##### Items
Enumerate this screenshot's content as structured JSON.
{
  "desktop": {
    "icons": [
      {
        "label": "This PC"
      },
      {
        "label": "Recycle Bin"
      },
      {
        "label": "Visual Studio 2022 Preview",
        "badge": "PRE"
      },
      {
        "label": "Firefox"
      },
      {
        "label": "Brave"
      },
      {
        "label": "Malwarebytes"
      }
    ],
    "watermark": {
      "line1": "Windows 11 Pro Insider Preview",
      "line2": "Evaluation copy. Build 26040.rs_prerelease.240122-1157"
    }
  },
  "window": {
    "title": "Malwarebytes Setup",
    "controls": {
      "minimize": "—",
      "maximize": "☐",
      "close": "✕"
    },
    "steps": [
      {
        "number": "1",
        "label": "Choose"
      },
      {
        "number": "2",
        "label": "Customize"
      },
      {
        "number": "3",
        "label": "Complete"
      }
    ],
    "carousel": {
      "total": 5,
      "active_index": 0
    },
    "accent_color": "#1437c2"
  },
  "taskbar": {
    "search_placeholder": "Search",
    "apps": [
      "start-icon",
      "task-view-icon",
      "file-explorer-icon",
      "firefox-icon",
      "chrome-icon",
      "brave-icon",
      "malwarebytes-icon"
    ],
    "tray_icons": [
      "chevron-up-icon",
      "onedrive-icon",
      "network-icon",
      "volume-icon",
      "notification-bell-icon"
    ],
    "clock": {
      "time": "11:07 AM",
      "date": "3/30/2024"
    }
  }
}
##########
### [Your objective]
Please reproduce each line exactly as written.

### [Response to this task]
Enumerate this screenshot's content as structured JSON.
{
  "desktop": {
    "icons": [
      {
        "label": "This PC"
      },
      {
        "label": "Recycle Bin"
      },
      {
        "label": "Visual Studio 2022 Preview",
        "badge": "PRE"
      },
      {
        "label": "Firefox"
      },
      {
        "label": "Brave"
      },
      {
        "label": "Malwarebytes"
      }
    ],
    "watermark": {
      "line1": "Windows 11 Pro Insider Preview",
      "line2": "Evaluation copy. Build 26040.rs_prerelease.240122-1157"
    }
  },
  "window": {
    "title": "Malwarebytes Setup",
    "controls": {
      "minimize": "—",
      "maximize": "☐",
      "close": "✕"
    },
    "steps": [
      {
        "number": "1",
        "label": "Choose"
      },
      {
        "number": "2",
        "label": "Customize"
      },
      {
        "number": "3",
        "label": "Complete"
      }
    ],
    "carousel": {
      "total": 5,
      "active_index": 0
    },
    "accent_color": "#1437c2"
  },
  "taskbar": {
    "search_placeholder": "Search",
    "apps": [
      "start-icon",
      "task-view-icon",
      "file-explorer-icon",
      "firefox-icon",
      "chrome-icon",
      "brave-icon",
      "malwarebytes-icon"
    ],
    "tray_icons": [
      "chevron-up-icon",
      "onedrive-icon",
      "network-icon",
      "volume-icon",
      "notification-bell-icon"
    ],
    "clock": {
      "time": "11:07 AM",
      "date": "3/30/2024"
    }
  }
}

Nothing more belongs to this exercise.